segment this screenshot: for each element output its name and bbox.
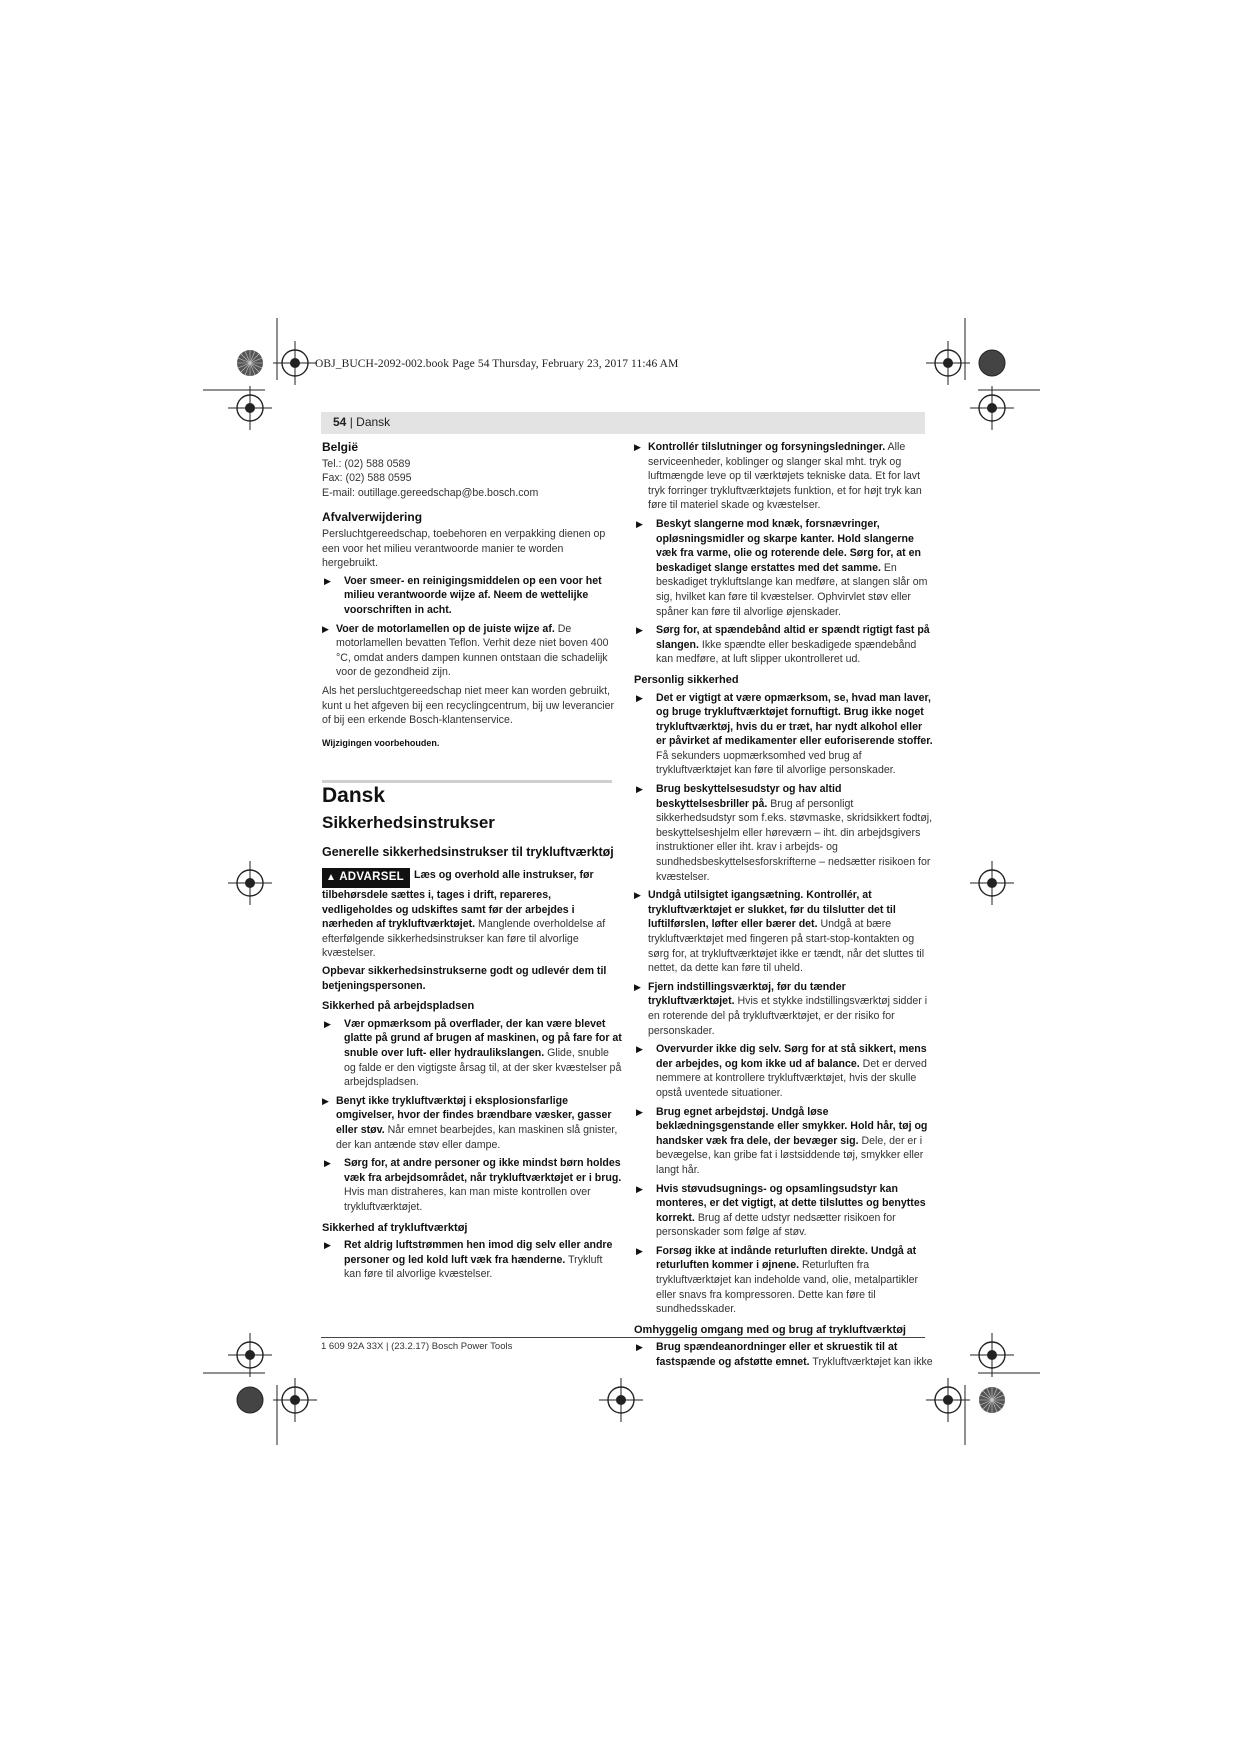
subsection-title: Generelle sikkerhedsinstrukser til trykluftværktøj xyxy=(322,845,614,860)
work-safety-title: Sikkerhed på arbejdspladsen xyxy=(322,1000,475,1013)
bullet-arrow-icon: ▶ xyxy=(324,575,331,586)
bullet-arrow-icon: ▶ xyxy=(634,442,641,452)
bullet-arrow-icon: ▶ xyxy=(636,1183,643,1194)
bullet-arrow-icon: ▶ xyxy=(636,1044,643,1055)
bullet-arrow-icon: ▶ xyxy=(634,981,641,992)
list-item: ▶ Benyt ikke trykluftværktøj i eksplosionsfarlige omgivelser, hvor der findes brændbare væsker, gasser eller støv. Når emnet bearbejdes, kan maskinen slå gnister, der kan antænde støv eller dampe. xyxy=(322,1094,618,1151)
bullet-arrow-icon: ▶ xyxy=(634,890,641,901)
personal-safety-title: Personlig sikkerhed xyxy=(634,673,739,686)
bullet-arrow-icon: ▶ xyxy=(636,692,643,703)
afval-title: Afvalverwijdering xyxy=(322,510,423,525)
registration-mark-icon xyxy=(970,386,1014,430)
header-separator: | xyxy=(346,415,357,429)
bullet-arrow-icon: ▶ xyxy=(636,784,643,795)
color-target-icon xyxy=(979,1387,1005,1413)
list-item: ▶ Det er vigtigt at være opmærksom, se, hvad man laver, og bruge trykluftværktøjet fornuftigt. Brug ikke noget trykluftværktøj, hvis du er træt, har nydt alkohol eller er påvirket af medikamenter eller euforiserende stoffer. Få sekunders uopmærksomhed ved brug af trykluftværktøjet kan føre til alvorlige personskader. xyxy=(636,691,933,777)
header-language: Dansk xyxy=(356,415,391,429)
bullet-arrow-icon: ▶ xyxy=(636,518,643,529)
email-line: E-mail: outillage.gereedschap@be.bosch.com xyxy=(322,486,539,499)
bullet-arrow-icon: ▶ xyxy=(636,625,643,636)
bullet-arrow-icon: ▶ xyxy=(324,1018,331,1029)
page-footer: 1 609 92A 33X | (23.2.17) Bosch Power Tools xyxy=(321,1337,925,1352)
list-item: ▶ Sørg for, at spændebånd altid er spændt rigtigt fast på slangen. Ikke spændte eller beskadigede spændebånd kan medføre, at luft slipper ukontrolleret ud. xyxy=(636,624,930,666)
section-title: Sikkerhedsinstrukser xyxy=(322,812,495,832)
bullet-arrow-icon: ▶ xyxy=(324,1240,331,1251)
list-item: ▶ Sørg for, at andre personer og ikke mindst børn holdes væk fra arbejdsområdet, når trykluftværktøjet er i brug. Hvis man distraheres, kan man miste kontrollen over trykluftværktøjet. xyxy=(324,1157,622,1213)
bullet-arrow-icon: ▶ xyxy=(636,1245,643,1256)
registration-mark-icon xyxy=(273,341,317,385)
afval-intro: Persluchtgereedschap, toebehoren en verpakking dienen op een voor het milieu verantwoorde manier te worden hergebruikt. xyxy=(322,527,606,570)
warning-badge: ▲ ADVARSEL xyxy=(322,868,410,888)
air-safety-title: Sikkerhed af trykluftværktøj xyxy=(322,1221,468,1234)
careful-use-title: Omhyggelig omgang med og brug af trykluftværktøj xyxy=(634,1323,906,1336)
list-item: ▶ Hvis støvudsugnings- og opsamlingsudstyr kan monteres, er det vigtigt, at dette tilsluttes og benyttes korrekt. Brug af dette udstyr nedsætter risikoen for personskader som følge af støv. xyxy=(636,1182,926,1239)
registration-mark-icon xyxy=(273,1378,317,1422)
bullet-arrow-icon: ▶ xyxy=(636,1106,643,1117)
registration-mark-icon xyxy=(926,341,970,385)
bullet-arrow-icon: ▶ xyxy=(322,1095,329,1106)
list-item: ▶ Forsøg ikke at indånde returluften direkte. Undgå at returluften kommer i øjnene. Returluften fra trykluftværktøjet kan indeholde vand, olie, metalpartikler eller snavs fra kompressoren. Dette kan føre til sundhedsskader. xyxy=(636,1244,919,1316)
keep-instructions: Opbevar sikkerhedsinstrukserne godt og udlevér dem til betjeningspersonen. xyxy=(322,965,607,992)
list-item: ▶ Overvurder ikke dig selv. Sørg for at stå sikkert, mens der arbejdes, og kom ikke ud af balance. Det er derved nemmere at kontrollere trykluftværktøjet, hvis der skulle opstå uventede situationer. xyxy=(636,1043,927,1099)
registration-mark-icon xyxy=(599,1378,643,1422)
bullet-arrow-icon: ▶ xyxy=(636,1342,643,1353)
list-item: ▶ Brug spændeanordninger eller et skruestik til at fastspænde og afstøtte emnet. Trykluftværktøjet kan ikke xyxy=(636,1341,933,1369)
registration-mark-icon xyxy=(228,861,272,905)
warning-paragraph: ▲ ADVARSEL Læs og overhold alle instrukser, før tilbehørsdele sættes i, tages i drift, repareres, vedligeholdes og udskiftes samt før der arbejdes i nærheden af trykluftværktøjet. Manglende overholdelse af efterfølgende sikkerhedsinstrukser kan føre til alvorlige kvæstelser. xyxy=(322,869,606,960)
registration-mark-icon xyxy=(926,1378,970,1422)
left-column xyxy=(322,440,622,1286)
list-item: ▶ Brug beskyttelsesudstyr og hav altid beskyttelsesbriller på. Brug af personligt sikkerhedsudstyr som f.eks. støvmaske, skridsikkert fodtøj, beskyttelseshjelm eller høreværn – iht. din arbejdsgivers instruktioner eller iht. krav i arbejds- og sundhedsbeskyttelsesforskrifterne – nedsætter risikoen for kvæstelser. xyxy=(636,783,933,883)
registration-mark-icon xyxy=(970,861,1014,905)
afval-outro: Als het persluchtgereedschap niet meer kan worden gebruikt, kunt u het afgeven bij een recyclingcentrum, bij uw leverancier of bij een erkende Bosch-klantenservice. xyxy=(322,684,615,727)
tel-line: Tel.: (02) 588 0589 xyxy=(322,457,411,470)
color-target-icon xyxy=(237,1387,263,1413)
bullet-arrow-icon: ▶ xyxy=(324,1158,331,1169)
list-item: ▶ Beskyt slangerne mod knæk, forsnævringer, opløsningsmidler og skarpe kanter. Hold slangerne væk fra varme, olie og roterende dele. Sørg for, at en beskadiget slange erstattes med det samme. En beskadiget trykluftslange kan medføre, at slangen slår om sig, hvilket kan føre til kvæstelser. Ophvirvlet støv eller spåner kan føre til alvorlige øjenskader. xyxy=(636,517,928,618)
registration-mark-icon xyxy=(228,386,272,430)
list-item: ▶ Ret aldrig luftstrømmen hen imod dig selv eller andre personer og led kold luft væk fra hænderne. Trykluft kan føre til alvorlige kvæstelser. xyxy=(324,1239,613,1281)
list-item: ▶ Undgå utilsigtet igangsætning. Kontrollér, at trykluftværktøjet er slukket, før du tilslutter det til luftilførslen, løfter eller bærer det. Undgå at bære trykluftværktøjet med fingeren på start-stop-kontakten og sørg for, at trykluftværktøjet ikke er tændt, når det sluttes til nettet, da dette kan føre til uheld. xyxy=(634,889,925,975)
print-slug: OBJ_BUCH-2092-002.book Page 54 Thursday, February 23, 2017 11:46 AM xyxy=(315,358,679,370)
list-item: ▶ Fjern indstillingsværktøj, før du tænder trykluftværktøjet. Hvis et stykke indstillingsværktøj sidder i en roterende del på trykluftværktøjet, er der risiko for personskader. xyxy=(634,980,928,1037)
list-item: ▶ Brug egnet arbejdstøj. Undgå løse beklædningsgenstande eller smykker. Hold hår, tøj og handsker væk fra dele, der bevæger sig. Dele, der er i bevægelse, kan gribe fat i løstsiddende tøj, smykker eller langt hår. xyxy=(636,1105,928,1176)
color-target-icon xyxy=(237,350,263,376)
list-item: ▶ Voer de motorlamellen op de juiste wijze af. De motorlamellen bevatten Teflon. Verhit deze niet boven 400 °C, omdat anders dampen kunnen ontstaan die schadelijk voor de gezondheid zijn. xyxy=(322,622,609,679)
registration-mark-icon xyxy=(970,1333,1014,1377)
bullet-arrow-icon: ▶ xyxy=(322,623,329,634)
belgie-title: België xyxy=(322,440,359,454)
changes-note: Wijzigingen voorbehouden. xyxy=(322,737,440,748)
warning-triangle-icon: ▲ xyxy=(326,872,337,884)
fax-line: Fax: (02) 588 0595 xyxy=(322,472,412,485)
section-divider xyxy=(322,780,612,783)
dansk-title: Dansk xyxy=(322,784,386,808)
color-target-icon xyxy=(979,350,1005,376)
list-item: ▶ Kontrollér tilslutninger og forsyningsledninger. Alle serviceenheder, koblinger og slanger skal mht. tryk og luftmængde leve op til værktøjets tekniske data. Et for lavt tryk forringer trykluftværktøjets funktion, et for højt tryk kan føre til materiel skade og kvæstelser. xyxy=(634,441,922,512)
list-item: ▶ Voer smeer- en reinigingsmiddelen op een voor het milieu verantwoorde wijze af. Neem de wettelijke voorschriften in acht. xyxy=(324,574,602,616)
list-item: ▶ Vær opmærksom på overflader, der kan være blevet glatte på grund af brugen af maskinen, og på fare for at snuble over luft- eller hydraulikslangen. Glide, snuble og falde er den vigtigste årsag til, at der sker kvæstelser på arbejdspladsen. xyxy=(324,1017,622,1089)
page-header xyxy=(321,412,925,434)
right-column xyxy=(634,440,934,1374)
registration-mark-icon xyxy=(228,1333,272,1377)
page-label xyxy=(333,415,390,429)
page-number: 54 xyxy=(333,415,347,429)
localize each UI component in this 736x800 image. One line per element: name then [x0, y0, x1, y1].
□ □ □ □ □
Work instructions:
Count the lines in the entries above that contain the string "afval", with case counting, and give only that number.

Solution for this task:
3